§ Objective: Extract every line where the string "thick" appears.

§ Data records:
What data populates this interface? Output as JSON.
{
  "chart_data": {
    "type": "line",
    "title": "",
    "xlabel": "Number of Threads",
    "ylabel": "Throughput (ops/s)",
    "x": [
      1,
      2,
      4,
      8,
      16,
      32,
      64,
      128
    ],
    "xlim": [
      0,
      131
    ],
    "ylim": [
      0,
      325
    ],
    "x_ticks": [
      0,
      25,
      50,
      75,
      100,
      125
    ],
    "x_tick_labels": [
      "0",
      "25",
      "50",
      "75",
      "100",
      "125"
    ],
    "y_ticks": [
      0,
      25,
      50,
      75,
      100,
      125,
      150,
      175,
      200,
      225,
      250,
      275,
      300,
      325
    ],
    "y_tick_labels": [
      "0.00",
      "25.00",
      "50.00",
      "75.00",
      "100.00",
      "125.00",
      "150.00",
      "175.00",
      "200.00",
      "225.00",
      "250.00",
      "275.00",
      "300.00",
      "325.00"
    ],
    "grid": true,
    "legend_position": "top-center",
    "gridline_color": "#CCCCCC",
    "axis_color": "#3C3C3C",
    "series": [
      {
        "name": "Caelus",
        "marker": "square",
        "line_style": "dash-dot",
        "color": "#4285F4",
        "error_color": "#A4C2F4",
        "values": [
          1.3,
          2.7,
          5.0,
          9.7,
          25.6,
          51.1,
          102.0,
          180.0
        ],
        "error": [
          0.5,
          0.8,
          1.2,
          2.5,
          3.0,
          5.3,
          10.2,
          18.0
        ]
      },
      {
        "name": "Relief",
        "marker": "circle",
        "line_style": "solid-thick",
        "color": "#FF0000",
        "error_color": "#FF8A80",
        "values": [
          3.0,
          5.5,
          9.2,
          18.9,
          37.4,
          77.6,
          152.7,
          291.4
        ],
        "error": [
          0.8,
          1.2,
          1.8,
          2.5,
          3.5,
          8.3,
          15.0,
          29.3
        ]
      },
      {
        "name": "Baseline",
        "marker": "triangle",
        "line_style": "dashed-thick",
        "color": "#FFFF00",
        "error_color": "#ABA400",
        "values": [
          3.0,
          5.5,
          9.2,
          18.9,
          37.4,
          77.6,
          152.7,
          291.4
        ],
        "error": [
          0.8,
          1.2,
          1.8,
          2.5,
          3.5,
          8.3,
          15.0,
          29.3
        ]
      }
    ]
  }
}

§ Complete response:
        "line_style": "solid-thick",
        "line_style": "dashed-thick",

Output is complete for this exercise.